» Working data:
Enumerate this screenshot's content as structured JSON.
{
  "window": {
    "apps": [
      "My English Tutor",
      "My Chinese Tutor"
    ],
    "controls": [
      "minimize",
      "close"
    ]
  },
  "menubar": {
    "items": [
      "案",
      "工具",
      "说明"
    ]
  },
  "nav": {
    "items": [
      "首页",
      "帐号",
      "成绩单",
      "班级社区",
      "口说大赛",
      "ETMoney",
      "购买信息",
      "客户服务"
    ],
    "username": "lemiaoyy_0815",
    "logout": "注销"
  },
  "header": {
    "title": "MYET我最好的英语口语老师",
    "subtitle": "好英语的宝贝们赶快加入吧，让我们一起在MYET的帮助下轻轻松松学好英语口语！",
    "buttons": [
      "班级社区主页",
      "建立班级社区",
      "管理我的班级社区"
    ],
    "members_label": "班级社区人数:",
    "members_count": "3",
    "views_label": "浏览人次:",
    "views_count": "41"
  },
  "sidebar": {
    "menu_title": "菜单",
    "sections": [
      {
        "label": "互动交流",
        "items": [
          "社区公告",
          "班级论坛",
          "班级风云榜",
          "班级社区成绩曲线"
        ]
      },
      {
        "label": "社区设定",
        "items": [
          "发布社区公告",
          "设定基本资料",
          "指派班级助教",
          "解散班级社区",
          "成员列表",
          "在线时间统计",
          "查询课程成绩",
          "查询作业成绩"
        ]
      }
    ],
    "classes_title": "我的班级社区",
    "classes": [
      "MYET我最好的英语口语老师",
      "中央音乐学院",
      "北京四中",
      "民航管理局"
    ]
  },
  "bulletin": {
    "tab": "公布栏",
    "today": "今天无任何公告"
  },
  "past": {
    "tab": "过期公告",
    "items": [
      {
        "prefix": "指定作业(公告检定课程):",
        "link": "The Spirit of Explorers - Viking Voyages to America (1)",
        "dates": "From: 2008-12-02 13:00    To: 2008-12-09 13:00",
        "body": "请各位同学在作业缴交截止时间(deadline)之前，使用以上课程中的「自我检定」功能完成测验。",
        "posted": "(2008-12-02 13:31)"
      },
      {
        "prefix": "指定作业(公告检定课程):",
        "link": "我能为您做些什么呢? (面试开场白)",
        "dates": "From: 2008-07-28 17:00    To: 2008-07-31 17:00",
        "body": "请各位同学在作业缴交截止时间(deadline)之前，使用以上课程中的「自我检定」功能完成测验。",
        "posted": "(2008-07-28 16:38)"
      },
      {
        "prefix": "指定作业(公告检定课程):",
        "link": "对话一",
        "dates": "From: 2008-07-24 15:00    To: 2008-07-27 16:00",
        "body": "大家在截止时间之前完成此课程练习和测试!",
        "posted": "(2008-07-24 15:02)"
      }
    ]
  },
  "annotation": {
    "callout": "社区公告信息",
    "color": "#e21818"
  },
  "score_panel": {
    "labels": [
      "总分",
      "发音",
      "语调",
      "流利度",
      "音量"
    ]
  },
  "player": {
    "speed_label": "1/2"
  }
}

» Exercise:
Extract each entry in full, exactly as given.

» Answer in full:
Enumerate this screenshot's content as structured JSON.
{
  "window": {
    "apps": [
      "My English Tutor",
      "My Chinese Tutor"
    ],
    "controls": [
      "minimize",
      "close"
    ]
  },
  "menubar": {
    "items": [
      "案",
      "工具",
      "说明"
    ]
  },
  "nav": {
    "items": [
      "首页",
      "帐号",
      "成绩单",
      "班级社区",
      "口说大赛",
      "ETMoney",
      "购买信息",
      "客户服务"
    ],
    "username": "lemiaoyy_0815",
    "logout": "注销"
  },
  "header": {
    "title": "MYET我最好的英语口语老师",
    "subtitle": "好英语的宝贝们赶快加入吧，让我们一起在MYET的帮助下轻轻松松学好英语口语！",
    "buttons": [
      "班级社区主页",
      "建立班级社区",
      "管理我的班级社区"
    ],
    "members_label": "班级社区人数:",
    "members_count": "3",
    "views_label": "浏览人次:",
    "views_count": "41"
  },
  "sidebar": {
    "menu_title": "菜单",
    "sections": [
      {
        "label": "互动交流",
        "items": [
          "社区公告",
          "班级论坛",
          "班级风云榜",
          "班级社区成绩曲线"
        ]
      },
      {
        "label": "社区设定",
        "items": [
          "发布社区公告",
          "设定基本资料",
          "指派班级助教",
          "解散班级社区",
          "成员列表",
          "在线时间统计",
          "查询课程成绩",
          "查询作业成绩"
        ]
      }
    ],
    "classes_title": "我的班级社区",
    "classes": [
      "MYET我最好的英语口语老师",
      "中央音乐学院",
      "北京四中",
      "民航管理局"
    ]
  },
  "bulletin": {
    "tab": "公布栏",
    "today": "今天无任何公告"
  },
  "past": {
    "tab": "过期公告",
    "items": [
      {
        "prefix": "指定作业(公告检定课程):",
        "link": "The Spirit of Explorers - Viking Voyages to America (1)",
        "dates": "From: 2008-12-02 13:00    To: 2008-12-09 13:00",
        "body": "请各位同学在作业缴交截止时间(deadline)之前，使用以上课程中的「自我检定」功能完成测验。",
        "posted": "(2008-12-02 13:31)"
      },
      {
        "prefix": "指定作业(公告检定课程):",
        "link": "我能为您做些什么呢? (面试开场白)",
        "dates": "From: 2008-07-28 17:00    To: 2008-07-31 17:00",
        "body": "请各位同学在作业缴交截止时间(deadline)之前，使用以上课程中的「自我检定」功能完成测验。",
        "posted": "(2008-07-28 16:38)"
      },
      {
        "prefix": "指定作业(公告检定课程):",
        "link": "对话一",
        "dates": "From: 2008-07-24 15:00    To: 2008-07-27 16:00",
        "body": "大家在截止时间之前完成此课程练习和测试!",
        "posted": "(2008-07-24 15:02)"
      }
    ]
  },
  "annotation": {
    "callout": "社区公告信息",
    "color": "#e21818"
  },
  "score_panel": {
    "labels": [
      "总分",
      "发音",
      "语调",
      "流利度",
      "音量"
    ]
  },
  "player": {
    "speed_label": "1/2"
  }
}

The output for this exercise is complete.